WRITTEN EXERCISE >>
Copy the data that follows exactly. Include no pictures.

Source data
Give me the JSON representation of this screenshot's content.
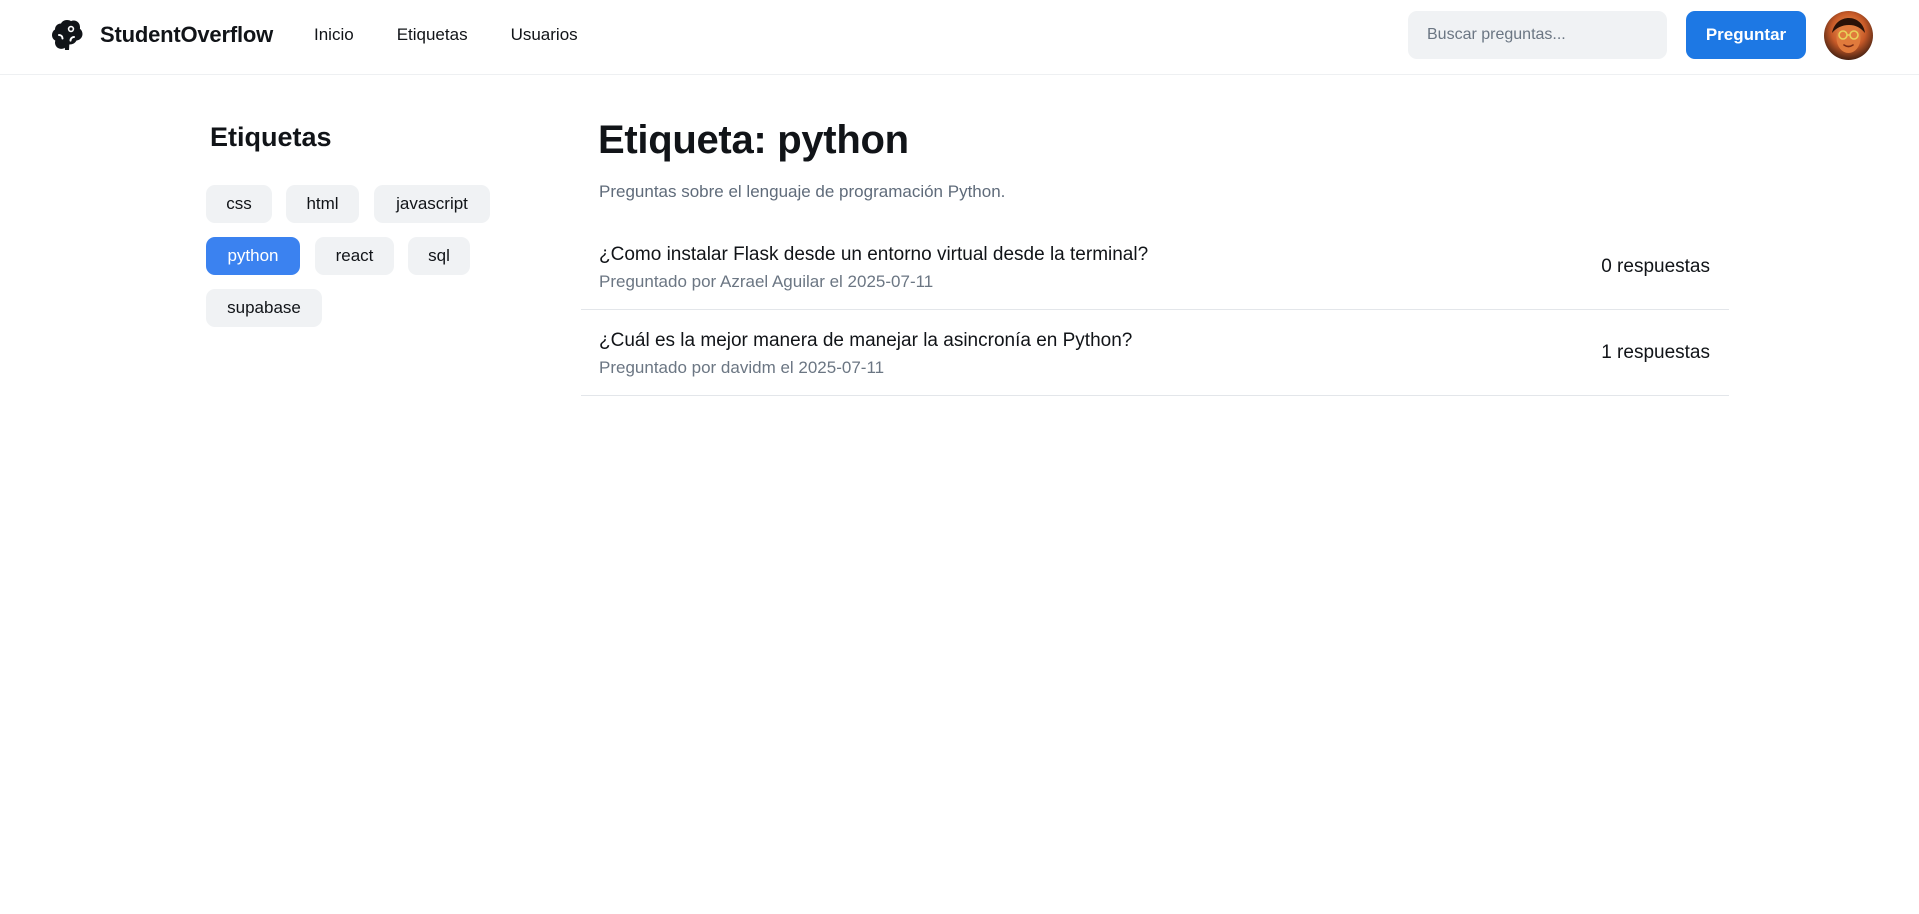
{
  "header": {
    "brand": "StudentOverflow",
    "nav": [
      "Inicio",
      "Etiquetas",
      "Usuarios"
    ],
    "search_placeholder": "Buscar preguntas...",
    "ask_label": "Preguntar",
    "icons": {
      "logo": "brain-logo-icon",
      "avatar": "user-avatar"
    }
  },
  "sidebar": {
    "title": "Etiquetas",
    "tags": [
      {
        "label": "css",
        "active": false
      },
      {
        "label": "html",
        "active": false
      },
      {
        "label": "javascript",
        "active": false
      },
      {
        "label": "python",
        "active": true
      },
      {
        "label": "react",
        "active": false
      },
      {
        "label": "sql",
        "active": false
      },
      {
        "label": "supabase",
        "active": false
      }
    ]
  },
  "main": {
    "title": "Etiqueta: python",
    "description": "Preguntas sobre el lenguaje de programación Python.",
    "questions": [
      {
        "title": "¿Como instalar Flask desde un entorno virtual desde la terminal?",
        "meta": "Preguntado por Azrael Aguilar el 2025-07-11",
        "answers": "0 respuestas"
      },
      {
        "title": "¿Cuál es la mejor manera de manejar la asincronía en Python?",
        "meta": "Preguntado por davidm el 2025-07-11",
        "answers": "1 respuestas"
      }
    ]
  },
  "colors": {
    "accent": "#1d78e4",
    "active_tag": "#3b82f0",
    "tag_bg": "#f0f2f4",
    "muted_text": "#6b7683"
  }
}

OUTPUT OF THE TASK >>
Give me the JSON representation of this screenshot's content.
{
  "header": {
    "brand": "StudentOverflow",
    "nav": [
      "Inicio",
      "Etiquetas",
      "Usuarios"
    ],
    "search_placeholder": "Buscar preguntas...",
    "ask_label": "Preguntar",
    "icons": {
      "logo": "brain-logo-icon",
      "avatar": "user-avatar"
    }
  },
  "sidebar": {
    "title": "Etiquetas",
    "tags": [
      {
        "label": "css",
        "active": false
      },
      {
        "label": "html",
        "active": false
      },
      {
        "label": "javascript",
        "active": false
      },
      {
        "label": "python",
        "active": true
      },
      {
        "label": "react",
        "active": false
      },
      {
        "label": "sql",
        "active": false
      },
      {
        "label": "supabase",
        "active": false
      }
    ]
  },
  "main": {
    "title": "Etiqueta: python",
    "description": "Preguntas sobre el lenguaje de programación Python.",
    "questions": [
      {
        "title": "¿Como instalar Flask desde un entorno virtual desde la terminal?",
        "meta": "Preguntado por Azrael Aguilar el 2025-07-11",
        "answers": "0 respuestas"
      },
      {
        "title": "¿Cuál es la mejor manera de manejar la asincronía en Python?",
        "meta": "Preguntado por davidm el 2025-07-11",
        "answers": "1 respuestas"
      }
    ]
  },
  "colors": {
    "accent": "#1d78e4",
    "active_tag": "#3b82f0",
    "tag_bg": "#f0f2f4",
    "muted_text": "#6b7683"
  }
}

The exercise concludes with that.